- [Your instructions]: Write out the listing below in full and exactly, leaving out every picture.

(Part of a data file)
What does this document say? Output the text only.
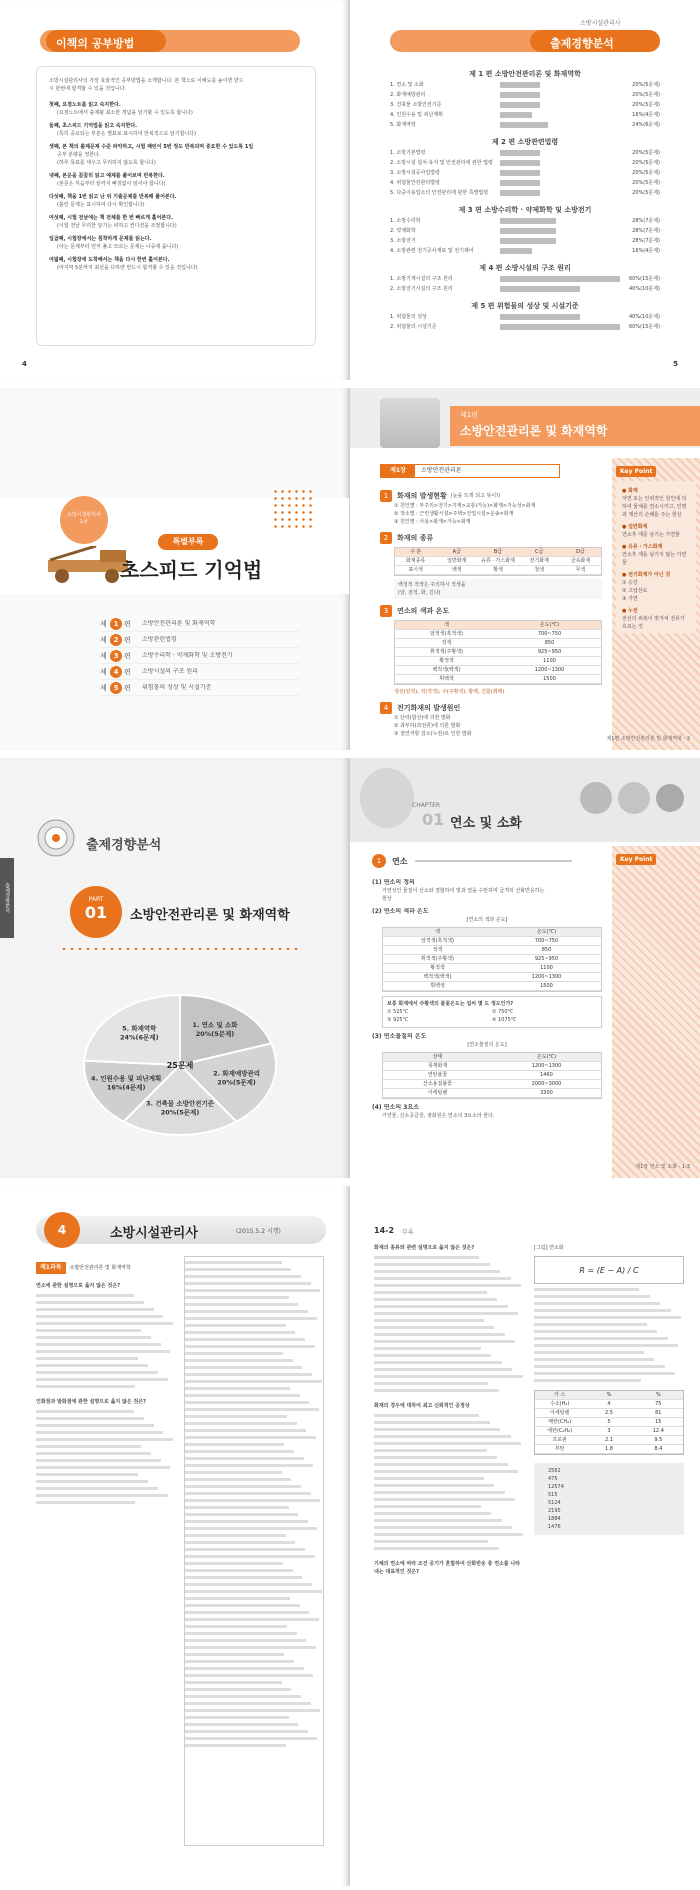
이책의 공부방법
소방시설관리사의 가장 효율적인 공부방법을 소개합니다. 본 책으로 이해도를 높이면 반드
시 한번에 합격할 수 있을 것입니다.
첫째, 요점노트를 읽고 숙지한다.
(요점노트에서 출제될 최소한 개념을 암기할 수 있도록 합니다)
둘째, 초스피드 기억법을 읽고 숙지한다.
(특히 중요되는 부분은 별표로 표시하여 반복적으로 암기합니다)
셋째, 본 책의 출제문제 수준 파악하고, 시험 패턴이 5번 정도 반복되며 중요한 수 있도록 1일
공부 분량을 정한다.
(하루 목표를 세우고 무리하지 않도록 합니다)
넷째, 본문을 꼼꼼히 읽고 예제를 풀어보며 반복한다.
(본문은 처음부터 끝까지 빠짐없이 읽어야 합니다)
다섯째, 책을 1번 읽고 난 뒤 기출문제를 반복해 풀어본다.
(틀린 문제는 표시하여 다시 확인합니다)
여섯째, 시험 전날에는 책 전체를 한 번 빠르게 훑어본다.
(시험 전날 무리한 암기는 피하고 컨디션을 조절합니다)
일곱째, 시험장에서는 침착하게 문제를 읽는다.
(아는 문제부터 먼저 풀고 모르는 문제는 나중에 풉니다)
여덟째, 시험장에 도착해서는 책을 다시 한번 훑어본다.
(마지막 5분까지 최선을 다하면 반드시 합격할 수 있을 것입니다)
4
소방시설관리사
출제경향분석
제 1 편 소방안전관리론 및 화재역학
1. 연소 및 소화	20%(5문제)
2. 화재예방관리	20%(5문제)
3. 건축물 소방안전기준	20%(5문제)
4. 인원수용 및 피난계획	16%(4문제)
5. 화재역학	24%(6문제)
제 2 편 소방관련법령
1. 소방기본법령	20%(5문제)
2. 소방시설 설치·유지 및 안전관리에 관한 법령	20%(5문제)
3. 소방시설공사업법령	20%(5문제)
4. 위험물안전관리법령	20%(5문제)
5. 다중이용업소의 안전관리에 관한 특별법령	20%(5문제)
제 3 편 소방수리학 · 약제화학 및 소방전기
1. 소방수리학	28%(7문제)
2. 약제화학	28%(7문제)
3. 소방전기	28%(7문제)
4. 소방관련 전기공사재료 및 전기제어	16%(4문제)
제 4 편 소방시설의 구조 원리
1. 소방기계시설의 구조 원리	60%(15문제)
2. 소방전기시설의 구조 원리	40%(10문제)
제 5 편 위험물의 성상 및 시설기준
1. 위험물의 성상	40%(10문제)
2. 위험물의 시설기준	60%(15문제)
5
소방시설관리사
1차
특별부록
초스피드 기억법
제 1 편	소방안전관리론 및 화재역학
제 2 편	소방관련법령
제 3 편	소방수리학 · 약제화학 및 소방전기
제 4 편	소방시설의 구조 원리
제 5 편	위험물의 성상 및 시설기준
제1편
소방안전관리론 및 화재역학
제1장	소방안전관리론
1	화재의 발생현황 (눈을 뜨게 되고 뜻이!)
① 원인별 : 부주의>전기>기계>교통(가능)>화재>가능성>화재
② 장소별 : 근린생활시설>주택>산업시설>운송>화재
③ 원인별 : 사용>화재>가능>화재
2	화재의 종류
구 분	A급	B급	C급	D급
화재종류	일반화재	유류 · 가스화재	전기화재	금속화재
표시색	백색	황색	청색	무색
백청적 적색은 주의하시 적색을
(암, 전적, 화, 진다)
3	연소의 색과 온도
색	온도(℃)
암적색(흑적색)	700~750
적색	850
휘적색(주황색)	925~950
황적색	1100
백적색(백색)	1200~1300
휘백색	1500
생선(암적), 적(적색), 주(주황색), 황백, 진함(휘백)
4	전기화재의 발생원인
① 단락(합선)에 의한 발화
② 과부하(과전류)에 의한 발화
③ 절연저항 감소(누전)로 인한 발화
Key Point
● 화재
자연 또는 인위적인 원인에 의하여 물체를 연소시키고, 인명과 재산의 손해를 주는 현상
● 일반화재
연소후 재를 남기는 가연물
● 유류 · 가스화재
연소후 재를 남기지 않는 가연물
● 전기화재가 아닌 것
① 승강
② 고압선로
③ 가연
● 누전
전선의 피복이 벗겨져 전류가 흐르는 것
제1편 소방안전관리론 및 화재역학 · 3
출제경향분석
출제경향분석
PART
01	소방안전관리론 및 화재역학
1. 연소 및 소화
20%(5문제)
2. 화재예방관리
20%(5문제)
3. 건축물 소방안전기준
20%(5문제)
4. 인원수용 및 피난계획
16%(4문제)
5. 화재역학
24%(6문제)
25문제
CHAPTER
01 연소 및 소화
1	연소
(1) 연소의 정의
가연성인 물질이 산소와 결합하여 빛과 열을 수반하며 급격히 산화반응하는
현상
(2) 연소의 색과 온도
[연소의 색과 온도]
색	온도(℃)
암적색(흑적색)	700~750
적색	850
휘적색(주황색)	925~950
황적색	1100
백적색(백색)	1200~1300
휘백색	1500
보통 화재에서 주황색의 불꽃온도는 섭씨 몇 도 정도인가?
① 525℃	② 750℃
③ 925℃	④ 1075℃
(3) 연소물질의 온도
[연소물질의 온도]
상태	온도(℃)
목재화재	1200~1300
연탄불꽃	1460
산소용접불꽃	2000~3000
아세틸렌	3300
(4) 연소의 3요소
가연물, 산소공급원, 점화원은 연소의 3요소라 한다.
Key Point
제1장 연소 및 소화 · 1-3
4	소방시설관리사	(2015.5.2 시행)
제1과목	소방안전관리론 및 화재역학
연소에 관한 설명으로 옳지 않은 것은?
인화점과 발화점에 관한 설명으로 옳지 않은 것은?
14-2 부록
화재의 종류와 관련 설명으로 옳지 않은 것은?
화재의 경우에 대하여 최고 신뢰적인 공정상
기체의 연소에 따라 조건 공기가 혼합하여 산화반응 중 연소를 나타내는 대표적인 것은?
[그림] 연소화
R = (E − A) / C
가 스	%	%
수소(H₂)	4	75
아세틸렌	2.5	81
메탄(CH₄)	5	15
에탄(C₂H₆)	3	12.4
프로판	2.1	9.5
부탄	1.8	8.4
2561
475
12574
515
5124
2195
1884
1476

- [Answer to this task]:
What does this document say? Output the text only.
이책의 공부방법
소방시설관리사의 가장 효율적인 공부방법을 소개합니다. 본 책으로 이해도를 높이면 반드
시 한번에 합격할 수 있을 것입니다.
첫째, 요점노트를 읽고 숙지한다.
(요점노트에서 출제될 최소한 개념을 암기할 수 있도록 합니다)
둘째, 초스피드 기억법을 읽고 숙지한다.
(특히 중요되는 부분은 별표로 표시하여 반복적으로 암기합니다)
셋째, 본 책의 출제문제 수준 파악하고, 시험 패턴이 5번 정도 반복되며 중요한 수 있도록 1일
공부 분량을 정한다.
(하루 목표를 세우고 무리하지 않도록 합니다)
넷째, 본문을 꼼꼼히 읽고 예제를 풀어보며 반복한다.
(본문은 처음부터 끝까지 빠짐없이 읽어야 합니다)
다섯째, 책을 1번 읽고 난 뒤 기출문제를 반복해 풀어본다.
(틀린 문제는 표시하여 다시 확인합니다)
여섯째, 시험 전날에는 책 전체를 한 번 빠르게 훑어본다.
(시험 전날 무리한 암기는 피하고 컨디션을 조절합니다)
일곱째, 시험장에서는 침착하게 문제를 읽는다.
(아는 문제부터 먼저 풀고 모르는 문제는 나중에 풉니다)
여덟째, 시험장에 도착해서는 책을 다시 한번 훑어본다.
(마지막 5분까지 최선을 다하면 반드시 합격할 수 있을 것입니다)
4
소방시설관리사
출제경향분석
제 1 편 소방안전관리론 및 화재역학
1. 연소 및 소화	20%(5문제)
2. 화재예방관리	20%(5문제)
3. 건축물 소방안전기준	20%(5문제)
4. 인원수용 및 피난계획	16%(4문제)
5. 화재역학	24%(6문제)
제 2 편 소방관련법령
1. 소방기본법령	20%(5문제)
2. 소방시설 설치·유지 및 안전관리에 관한 법령	20%(5문제)
3. 소방시설공사업법령	20%(5문제)
4. 위험물안전관리법령	20%(5문제)
5. 다중이용업소의 안전관리에 관한 특별법령	20%(5문제)
제 3 편 소방수리학 · 약제화학 및 소방전기
1. 소방수리학	28%(7문제)
2. 약제화학	28%(7문제)
3. 소방전기	28%(7문제)
4. 소방관련 전기공사재료 및 전기제어	16%(4문제)
제 4 편 소방시설의 구조 원리
1. 소방기계시설의 구조 원리	60%(15문제)
2. 소방전기시설의 구조 원리	40%(10문제)
제 5 편 위험물의 성상 및 시설기준
1. 위험물의 성상	40%(10문제)
2. 위험물의 시설기준	60%(15문제)
5
소방시설관리사
1차
특별부록
초스피드 기억법
제 1 편	소방안전관리론 및 화재역학
제 2 편	소방관련법령
제 3 편	소방수리학 · 약제화학 및 소방전기
제 4 편	소방시설의 구조 원리
제 5 편	위험물의 성상 및 시설기준
제1편
소방안전관리론 및 화재역학
제1장	소방안전관리론
1	화재의 발생현황 (눈을 뜨게 되고 뜻이!)
① 원인별 : 부주의>전기>기계>교통(가능)>화재>가능성>화재
② 장소별 : 근린생활시설>주택>산업시설>운송>화재
③ 원인별 : 사용>화재>가능>화재
2	화재의 종류
구 분	A급	B급	C급	D급
화재종류	일반화재	유류 · 가스화재	전기화재	금속화재
표시색	백색	황색	청색	무색
백청적 적색은 주의하시 적색을
(암, 전적, 화, 진다)
3	연소의 색과 온도
색	온도(℃)
암적색(흑적색)	700~750
적색	850
휘적색(주황색)	925~950
황적색	1100
백적색(백색)	1200~1300
휘백색	1500
생선(암적), 적(적색), 주(주황색), 황백, 진함(휘백)
4	전기화재의 발생원인
① 단락(합선)에 의한 발화
② 과부하(과전류)에 의한 발화
③ 절연저항 감소(누전)로 인한 발화
Key Point
● 화재
자연 또는 인위적인 원인에 의하여 물체를 연소시키고, 인명과 재산의 손해를 주는 현상
● 일반화재
연소후 재를 남기는 가연물
● 유류 · 가스화재
연소후 재를 남기지 않는 가연물
● 전기화재가 아닌 것
① 승강
② 고압선로
③ 가연
● 누전
전선의 피복이 벗겨져 전류가 흐르는 것
제1편 소방안전관리론 및 화재역학 · 3
출제경향분석
출제경향분석
PART
01	소방안전관리론 및 화재역학
1. 연소 및 소화
20%(5문제)
2. 화재예방관리
20%(5문제)
3. 건축물 소방안전기준
20%(5문제)
4. 인원수용 및 피난계획
16%(4문제)
5. 화재역학
24%(6문제)
25문제
CHAPTER
01 연소 및 소화
1	연소
(1) 연소의 정의
가연성인 물질이 산소와 결합하여 빛과 열을 수반하며 급격히 산화반응하는
현상
(2) 연소의 색과 온도
[연소의 색과 온도]
색	온도(℃)
암적색(흑적색)	700~750
적색	850
휘적색(주황색)	925~950
황적색	1100
백적색(백색)	1200~1300
휘백색	1500
보통 화재에서 주황색의 불꽃온도는 섭씨 몇 도 정도인가?
① 525℃	② 750℃
③ 925℃	④ 1075℃
(3) 연소물질의 온도
[연소물질의 온도]
상태	온도(℃)
목재화재	1200~1300
연탄불꽃	1460
산소용접불꽃	2000~3000
아세틸렌	3300
(4) 연소의 3요소
가연물, 산소공급원, 점화원은 연소의 3요소라 한다.
Key Point
제1장 연소 및 소화 · 1-3
4	소방시설관리사	(2015.5.2 시행)
제1과목	소방안전관리론 및 화재역학
연소에 관한 설명으로 옳지 않은 것은?
인화점과 발화점에 관한 설명으로 옳지 않은 것은?
14-2 부록
화재의 종류와 관련 설명으로 옳지 않은 것은?
화재의 경우에 대하여 최고 신뢰적인 공정상
기체의 연소에 따라 조건 공기가 혼합하여 산화반응 중 연소를 나타내는 대표적인 것은?
[그림] 연소화
R = (E − A) / C
가 스	%	%
수소(H₂)	4	75
아세틸렌	2.5	81
메탄(CH₄)	5	15
에탄(C₂H₆)	3	12.4
프로판	2.1	9.5
부탄	1.8	8.4
2561
475
12574
515
5124
2195
1884
1476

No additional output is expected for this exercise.